**Description of the task**
Update the zoo enrichment text starting at "Human Interaction" and ending at "is Animal Training?" by changing "glass" to "window" throughout, and give that revised section in full.

**Quoted passage**

This type of enrichment aims to provide species-appropriate social opportunities for the animals at the Akron Zoo. Some species are primarily solitary in the wild, some live in pairs or small groups and other tend to live in larger groups. Some of these experiences are easier to simulate than others. Some of our buildings (snow leopard and jaguar, lion and tiger) house multiple animals that can hear, smell and sometimes see one another (but not interact directly), thereby providing safe social opportunities. Native sounds and mirrors can also be provided in off exhibit areas to simulate a larger group setting and often times encourages natural vocalizations and displays.

Human Interaction 

This type of enrichment often includes training sessions and public interaction through the exhibit glass! Have you ever “played” with the penguins by running back and forth at the exhibit, or had the female lion paw at you through the glass? How about letting a grizzly bear or otter “sniff” and “chase” your hand or a stuffed animal through the glass? Then you have helped to enrich our animals! Training sessions conducted by our animal care staff offer physical and mental challenges for the animal being trained. The animal must pay attention to what the trainer is asking, and if they provide the correct response they get a treat!


What is Animal Training?

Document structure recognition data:
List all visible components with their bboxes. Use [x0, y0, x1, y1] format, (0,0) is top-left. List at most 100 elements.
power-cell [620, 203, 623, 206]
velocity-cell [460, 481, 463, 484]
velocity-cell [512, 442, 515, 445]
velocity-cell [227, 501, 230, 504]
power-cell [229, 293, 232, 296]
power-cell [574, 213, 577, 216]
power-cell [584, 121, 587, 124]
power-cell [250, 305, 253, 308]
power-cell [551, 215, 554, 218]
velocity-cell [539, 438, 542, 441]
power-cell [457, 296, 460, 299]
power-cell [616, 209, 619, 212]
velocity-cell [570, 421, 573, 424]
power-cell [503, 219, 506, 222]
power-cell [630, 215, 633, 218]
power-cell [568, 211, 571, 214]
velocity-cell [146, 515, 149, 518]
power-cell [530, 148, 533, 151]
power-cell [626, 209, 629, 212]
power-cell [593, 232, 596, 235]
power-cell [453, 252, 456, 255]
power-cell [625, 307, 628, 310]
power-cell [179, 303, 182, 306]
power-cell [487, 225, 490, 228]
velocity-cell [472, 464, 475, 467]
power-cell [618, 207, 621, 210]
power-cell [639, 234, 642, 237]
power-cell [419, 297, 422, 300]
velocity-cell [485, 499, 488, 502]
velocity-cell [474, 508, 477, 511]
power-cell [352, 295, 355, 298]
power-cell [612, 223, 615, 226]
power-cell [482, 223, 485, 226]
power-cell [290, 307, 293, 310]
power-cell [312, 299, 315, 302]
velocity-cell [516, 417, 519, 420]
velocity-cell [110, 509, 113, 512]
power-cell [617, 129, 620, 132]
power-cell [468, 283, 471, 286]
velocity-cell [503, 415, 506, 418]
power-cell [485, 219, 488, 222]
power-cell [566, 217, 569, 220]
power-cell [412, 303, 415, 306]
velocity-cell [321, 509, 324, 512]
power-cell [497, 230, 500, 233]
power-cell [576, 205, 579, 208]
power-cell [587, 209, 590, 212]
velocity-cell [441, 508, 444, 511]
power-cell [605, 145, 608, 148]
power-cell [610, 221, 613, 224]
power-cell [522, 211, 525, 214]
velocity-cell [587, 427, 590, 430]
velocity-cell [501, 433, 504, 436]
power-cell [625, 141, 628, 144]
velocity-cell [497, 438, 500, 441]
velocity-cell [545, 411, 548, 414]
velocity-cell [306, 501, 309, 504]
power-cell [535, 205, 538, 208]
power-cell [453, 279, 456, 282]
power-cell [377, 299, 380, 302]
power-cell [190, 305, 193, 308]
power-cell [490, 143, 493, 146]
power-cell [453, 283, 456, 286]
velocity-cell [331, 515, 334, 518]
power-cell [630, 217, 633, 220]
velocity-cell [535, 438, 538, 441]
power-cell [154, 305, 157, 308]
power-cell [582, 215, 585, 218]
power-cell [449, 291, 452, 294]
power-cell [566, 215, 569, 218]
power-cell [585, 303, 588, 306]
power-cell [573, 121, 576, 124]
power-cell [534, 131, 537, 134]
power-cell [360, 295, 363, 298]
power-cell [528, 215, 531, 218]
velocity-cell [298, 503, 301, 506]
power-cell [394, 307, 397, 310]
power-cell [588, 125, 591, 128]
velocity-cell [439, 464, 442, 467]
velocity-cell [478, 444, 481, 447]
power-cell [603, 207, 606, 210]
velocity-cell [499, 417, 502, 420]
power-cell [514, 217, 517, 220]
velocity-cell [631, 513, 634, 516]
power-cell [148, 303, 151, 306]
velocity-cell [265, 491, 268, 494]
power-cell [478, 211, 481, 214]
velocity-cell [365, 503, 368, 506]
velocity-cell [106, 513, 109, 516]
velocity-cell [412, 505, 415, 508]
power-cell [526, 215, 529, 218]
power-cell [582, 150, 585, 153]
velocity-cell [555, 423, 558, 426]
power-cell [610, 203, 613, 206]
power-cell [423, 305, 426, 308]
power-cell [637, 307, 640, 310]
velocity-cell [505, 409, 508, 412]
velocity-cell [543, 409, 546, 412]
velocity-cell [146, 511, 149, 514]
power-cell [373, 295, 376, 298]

**Answer to the exercise**
Human Interaction 

This type of enrichment often includes training sessions and public interaction through the exhibit window! Have you ever “played” with the penguins by running back and forth at the exhibit, or had the female lion paw at you through the window? How about letting a grizzly bear or otter “sniff” and “chase” your hand or a stuffed animal through the window? Then you have helped to enrich our animals! Training sessions conducted by our animal care staff offer physical and mental challenges for the animal being trained. The animal must pay attention to what the trainer is asking, and if they provide the correct response they get a treat!


What is Animal Training?